Dataset records:

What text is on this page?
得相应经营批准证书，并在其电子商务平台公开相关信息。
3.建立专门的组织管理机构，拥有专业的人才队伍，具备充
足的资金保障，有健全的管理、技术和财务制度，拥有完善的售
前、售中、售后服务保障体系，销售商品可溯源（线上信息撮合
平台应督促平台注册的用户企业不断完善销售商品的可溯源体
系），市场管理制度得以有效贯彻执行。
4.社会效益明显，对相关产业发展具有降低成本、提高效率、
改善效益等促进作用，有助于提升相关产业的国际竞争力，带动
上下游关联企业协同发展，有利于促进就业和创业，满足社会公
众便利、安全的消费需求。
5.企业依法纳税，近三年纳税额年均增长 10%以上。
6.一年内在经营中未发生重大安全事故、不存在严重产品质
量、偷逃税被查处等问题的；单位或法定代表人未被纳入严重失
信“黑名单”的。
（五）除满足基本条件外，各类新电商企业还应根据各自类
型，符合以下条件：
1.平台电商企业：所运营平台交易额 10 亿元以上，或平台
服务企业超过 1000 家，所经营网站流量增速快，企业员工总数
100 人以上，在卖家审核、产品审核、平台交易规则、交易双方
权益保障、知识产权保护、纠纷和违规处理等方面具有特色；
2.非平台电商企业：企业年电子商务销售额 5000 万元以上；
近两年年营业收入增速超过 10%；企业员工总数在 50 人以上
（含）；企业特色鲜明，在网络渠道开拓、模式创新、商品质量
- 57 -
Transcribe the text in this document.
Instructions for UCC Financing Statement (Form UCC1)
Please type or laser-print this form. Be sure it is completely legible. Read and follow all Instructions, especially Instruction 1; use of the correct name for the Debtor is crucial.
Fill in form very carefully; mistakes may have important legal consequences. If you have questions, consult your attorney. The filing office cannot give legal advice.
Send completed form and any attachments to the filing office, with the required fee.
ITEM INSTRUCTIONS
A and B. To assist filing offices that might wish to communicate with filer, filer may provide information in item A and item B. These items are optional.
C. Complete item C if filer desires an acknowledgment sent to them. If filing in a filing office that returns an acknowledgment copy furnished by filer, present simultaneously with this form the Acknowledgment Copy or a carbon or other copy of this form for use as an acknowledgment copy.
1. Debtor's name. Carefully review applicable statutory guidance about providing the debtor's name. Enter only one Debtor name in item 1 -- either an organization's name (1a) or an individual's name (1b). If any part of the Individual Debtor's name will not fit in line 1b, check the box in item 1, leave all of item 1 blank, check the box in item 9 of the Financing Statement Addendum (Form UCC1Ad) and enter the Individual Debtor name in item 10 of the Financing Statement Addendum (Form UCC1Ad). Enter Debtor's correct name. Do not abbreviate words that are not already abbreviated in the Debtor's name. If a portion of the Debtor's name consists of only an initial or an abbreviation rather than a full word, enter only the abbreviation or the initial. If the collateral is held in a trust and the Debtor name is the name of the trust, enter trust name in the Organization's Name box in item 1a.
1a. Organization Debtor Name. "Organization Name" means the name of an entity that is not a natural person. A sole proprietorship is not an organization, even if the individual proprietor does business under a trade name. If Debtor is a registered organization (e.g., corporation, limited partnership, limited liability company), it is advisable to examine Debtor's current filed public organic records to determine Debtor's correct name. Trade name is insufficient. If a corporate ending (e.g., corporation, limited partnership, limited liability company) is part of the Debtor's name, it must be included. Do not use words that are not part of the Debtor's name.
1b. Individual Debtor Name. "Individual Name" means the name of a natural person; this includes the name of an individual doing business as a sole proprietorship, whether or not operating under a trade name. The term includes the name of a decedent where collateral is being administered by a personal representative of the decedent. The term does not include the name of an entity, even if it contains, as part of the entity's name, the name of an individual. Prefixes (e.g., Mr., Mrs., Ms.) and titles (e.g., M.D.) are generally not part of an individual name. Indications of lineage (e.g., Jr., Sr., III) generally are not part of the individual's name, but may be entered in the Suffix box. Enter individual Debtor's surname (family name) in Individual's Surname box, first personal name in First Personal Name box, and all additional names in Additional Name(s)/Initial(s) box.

Your task:
Check each line of the listing above for the string "filer", then report only how many lines have it.

Response:
2